[Figure collection entries]
__________

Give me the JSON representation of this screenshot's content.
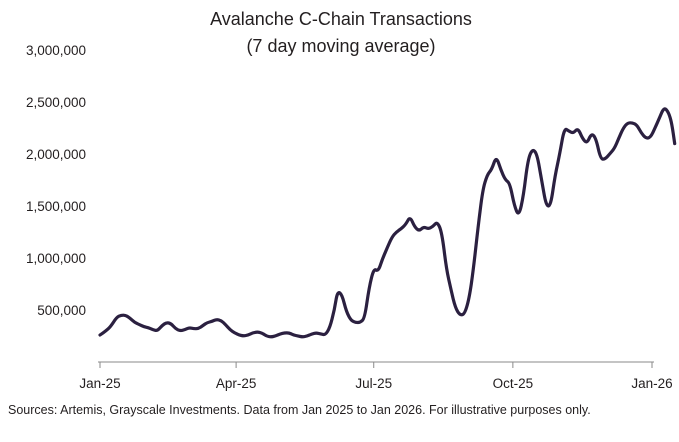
{
  "chart_data": {
    "type": "line",
    "title": "Avalanche C-Chain Transactions",
    "subtitle": "(7 day moving average)",
    "xlabel": "",
    "ylabel": "",
    "x_ticks": [
      "Jan-25",
      "Apr-25",
      "Jul-25",
      "Oct-25",
      "Jan-26"
    ],
    "y_ticks": [
      "3,000,000",
      "2,500,000",
      "2,000,000",
      "1,500,000",
      "1,000,000",
      "500,000"
    ],
    "ylim": [
      0,
      3000000
    ],
    "grid": false,
    "legend": "none",
    "series_color": "#2b2040",
    "series": [
      {
        "values": [
          [
            "2025-01-01",
            260000
          ],
          [
            "2025-01-05",
            300000
          ],
          [
            "2025-01-08",
            340000
          ],
          [
            "2025-01-12",
            430000
          ],
          [
            "2025-01-15",
            450000
          ],
          [
            "2025-01-18",
            450000
          ],
          [
            "2025-01-21",
            420000
          ],
          [
            "2025-01-24",
            380000
          ],
          [
            "2025-01-27",
            360000
          ],
          [
            "2025-01-30",
            340000
          ],
          [
            "2025-02-02",
            330000
          ],
          [
            "2025-02-05",
            310000
          ],
          [
            "2025-02-08",
            300000
          ],
          [
            "2025-02-11",
            350000
          ],
          [
            "2025-02-14",
            380000
          ],
          [
            "2025-02-17",
            370000
          ],
          [
            "2025-02-20",
            320000
          ],
          [
            "2025-02-23",
            300000
          ],
          [
            "2025-02-26",
            310000
          ],
          [
            "2025-03-01",
            330000
          ],
          [
            "2025-03-04",
            320000
          ],
          [
            "2025-03-07",
            320000
          ],
          [
            "2025-03-10",
            350000
          ],
          [
            "2025-03-13",
            380000
          ],
          [
            "2025-03-16",
            390000
          ],
          [
            "2025-03-19",
            410000
          ],
          [
            "2025-03-22",
            400000
          ],
          [
            "2025-03-25",
            360000
          ],
          [
            "2025-03-28",
            310000
          ],
          [
            "2025-03-31",
            280000
          ],
          [
            "2025-04-03",
            260000
          ],
          [
            "2025-04-06",
            250000
          ],
          [
            "2025-04-09",
            260000
          ],
          [
            "2025-04-12",
            280000
          ],
          [
            "2025-04-15",
            290000
          ],
          [
            "2025-04-18",
            280000
          ],
          [
            "2025-04-21",
            250000
          ],
          [
            "2025-04-24",
            240000
          ],
          [
            "2025-04-27",
            250000
          ],
          [
            "2025-04-30",
            270000
          ],
          [
            "2025-05-03",
            280000
          ],
          [
            "2025-05-06",
            280000
          ],
          [
            "2025-05-09",
            260000
          ],
          [
            "2025-05-12",
            250000
          ],
          [
            "2025-05-15",
            240000
          ],
          [
            "2025-05-18",
            250000
          ],
          [
            "2025-05-21",
            270000
          ],
          [
            "2025-05-24",
            280000
          ],
          [
            "2025-05-27",
            270000
          ],
          [
            "2025-05-30",
            260000
          ],
          [
            "2025-06-02",
            330000
          ],
          [
            "2025-06-05",
            500000
          ],
          [
            "2025-06-07",
            680000
          ],
          [
            "2025-06-10",
            650000
          ],
          [
            "2025-06-13",
            480000
          ],
          [
            "2025-06-16",
            400000
          ],
          [
            "2025-06-19",
            380000
          ],
          [
            "2025-06-22",
            380000
          ],
          [
            "2025-06-25",
            420000
          ],
          [
            "2025-06-28",
            720000
          ],
          [
            "2025-07-01",
            900000
          ],
          [
            "2025-07-04",
            870000
          ],
          [
            "2025-07-07",
            1000000
          ],
          [
            "2025-07-10",
            1100000
          ],
          [
            "2025-07-13",
            1200000
          ],
          [
            "2025-07-16",
            1250000
          ],
          [
            "2025-07-19",
            1280000
          ],
          [
            "2025-07-22",
            1320000
          ],
          [
            "2025-07-25",
            1400000
          ],
          [
            "2025-07-28",
            1300000
          ],
          [
            "2025-07-31",
            1260000
          ],
          [
            "2025-08-03",
            1300000
          ],
          [
            "2025-08-06",
            1280000
          ],
          [
            "2025-08-09",
            1300000
          ],
          [
            "2025-08-12",
            1350000
          ],
          [
            "2025-08-15",
            1250000
          ],
          [
            "2025-08-18",
            900000
          ],
          [
            "2025-08-21",
            700000
          ],
          [
            "2025-08-24",
            520000
          ],
          [
            "2025-08-27",
            450000
          ],
          [
            "2025-08-30",
            460000
          ],
          [
            "2025-09-02",
            600000
          ],
          [
            "2025-09-05",
            900000
          ],
          [
            "2025-09-08",
            1300000
          ],
          [
            "2025-09-11",
            1650000
          ],
          [
            "2025-09-14",
            1800000
          ],
          [
            "2025-09-17",
            1850000
          ],
          [
            "2025-09-20",
            1980000
          ],
          [
            "2025-09-23",
            1850000
          ],
          [
            "2025-09-26",
            1750000
          ],
          [
            "2025-09-29",
            1720000
          ],
          [
            "2025-10-02",
            1500000
          ],
          [
            "2025-10-05",
            1400000
          ],
          [
            "2025-10-08",
            1600000
          ],
          [
            "2025-10-11",
            1950000
          ],
          [
            "2025-10-14",
            2050000
          ],
          [
            "2025-10-17",
            2000000
          ],
          [
            "2025-10-20",
            1750000
          ],
          [
            "2025-10-23",
            1500000
          ],
          [
            "2025-10-26",
            1500000
          ],
          [
            "2025-10-29",
            1800000
          ],
          [
            "2025-11-01",
            2000000
          ],
          [
            "2025-11-04",
            2250000
          ],
          [
            "2025-11-07",
            2220000
          ],
          [
            "2025-11-10",
            2200000
          ],
          [
            "2025-11-13",
            2250000
          ],
          [
            "2025-11-16",
            2150000
          ],
          [
            "2025-11-19",
            2100000
          ],
          [
            "2025-11-22",
            2200000
          ],
          [
            "2025-11-25",
            2150000
          ],
          [
            "2025-11-28",
            1950000
          ],
          [
            "2025-12-01",
            1950000
          ],
          [
            "2025-12-04",
            2000000
          ],
          [
            "2025-12-07",
            2050000
          ],
          [
            "2025-12-10",
            2150000
          ],
          [
            "2025-12-13",
            2250000
          ],
          [
            "2025-12-16",
            2300000
          ],
          [
            "2025-12-19",
            2300000
          ],
          [
            "2025-12-22",
            2280000
          ],
          [
            "2025-12-25",
            2200000
          ],
          [
            "2025-12-28",
            2150000
          ],
          [
            "2025-12-31",
            2160000
          ],
          [
            "2026-01-03",
            2250000
          ],
          [
            "2026-01-06",
            2350000
          ],
          [
            "2026-01-09",
            2450000
          ],
          [
            "2026-01-12",
            2400000
          ],
          [
            "2026-01-14",
            2300000
          ],
          [
            "2026-01-16",
            2100000
          ]
        ]
      }
    ]
  },
  "footer": {
    "source_text": "Sources: Artemis, Grayscale Investments. Data from Jan 2025 to Jan 2026. For illustrative purposes only."
  }
}
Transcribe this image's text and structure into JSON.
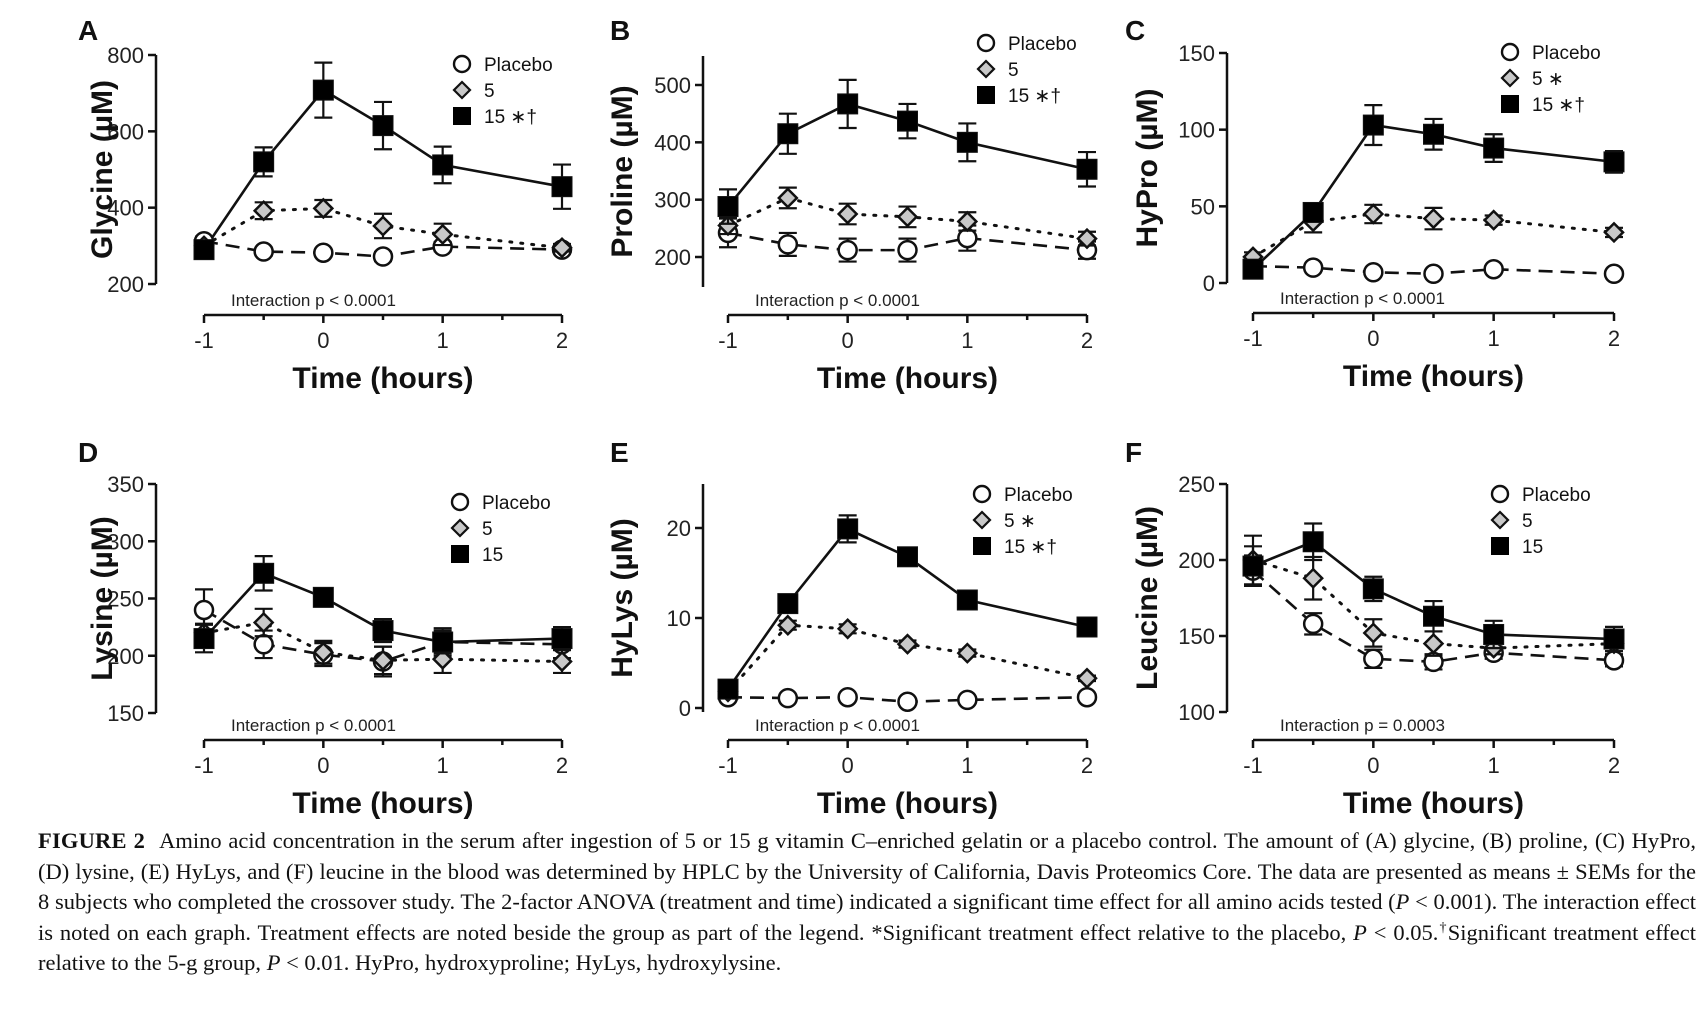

__________

What is the number of lines in the listing that contain the string "this"? Reply with that number alone.

CORRECT ANSWER ->
2